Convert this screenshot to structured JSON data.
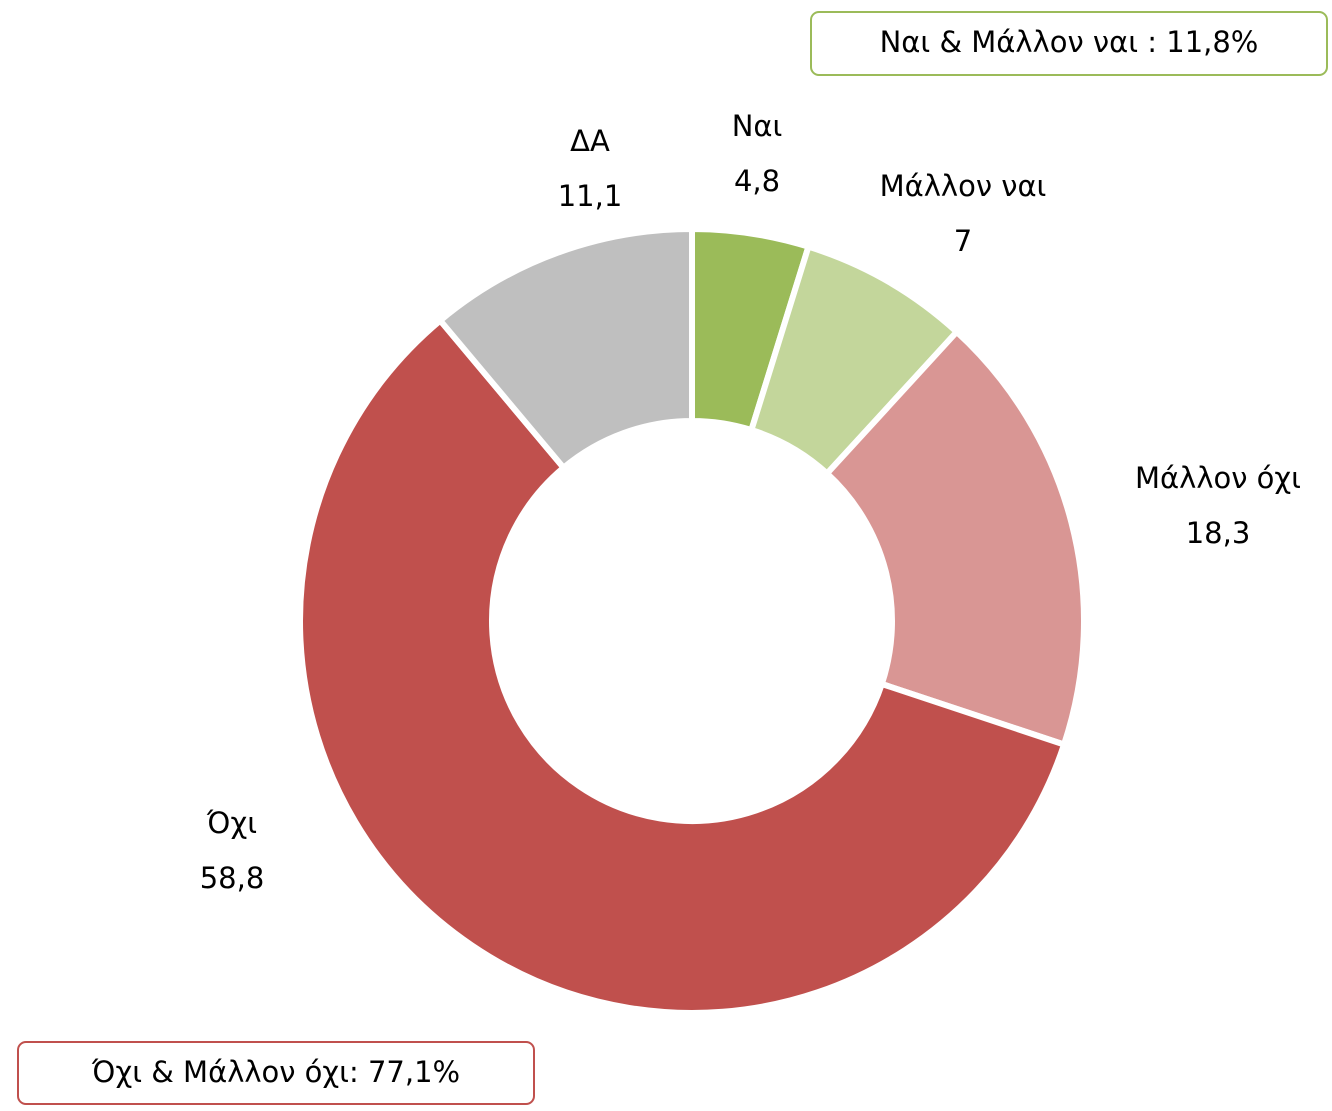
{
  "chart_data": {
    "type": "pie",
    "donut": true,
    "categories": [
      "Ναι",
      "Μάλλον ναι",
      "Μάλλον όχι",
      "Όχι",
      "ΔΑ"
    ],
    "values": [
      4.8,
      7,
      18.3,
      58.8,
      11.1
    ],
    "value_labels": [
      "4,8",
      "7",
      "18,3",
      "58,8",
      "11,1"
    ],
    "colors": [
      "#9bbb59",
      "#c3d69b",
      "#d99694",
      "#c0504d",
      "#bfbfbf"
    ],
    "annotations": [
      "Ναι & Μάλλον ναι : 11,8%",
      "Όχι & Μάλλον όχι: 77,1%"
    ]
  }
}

● ● ● ● ●

**Task to complete**
Write out the entries above verbatim; the pictures do not belong in your copy.

**Response below**
Convert this screenshot to structured JSON data.
{
  "chart_data": {
    "type": "pie",
    "donut": true,
    "categories": [
      "Ναι",
      "Μάλλον ναι",
      "Μάλλον όχι",
      "Όχι",
      "ΔΑ"
    ],
    "values": [
      4.8,
      7,
      18.3,
      58.8,
      11.1
    ],
    "value_labels": [
      "4,8",
      "7",
      "18,3",
      "58,8",
      "11,1"
    ],
    "colors": [
      "#9bbb59",
      "#c3d69b",
      "#d99694",
      "#c0504d",
      "#bfbfbf"
    ],
    "annotations": [
      "Ναι & Μάλλον ναι : 11,8%",
      "Όχι & Μάλλον όχι: 77,1%"
    ]
  }
}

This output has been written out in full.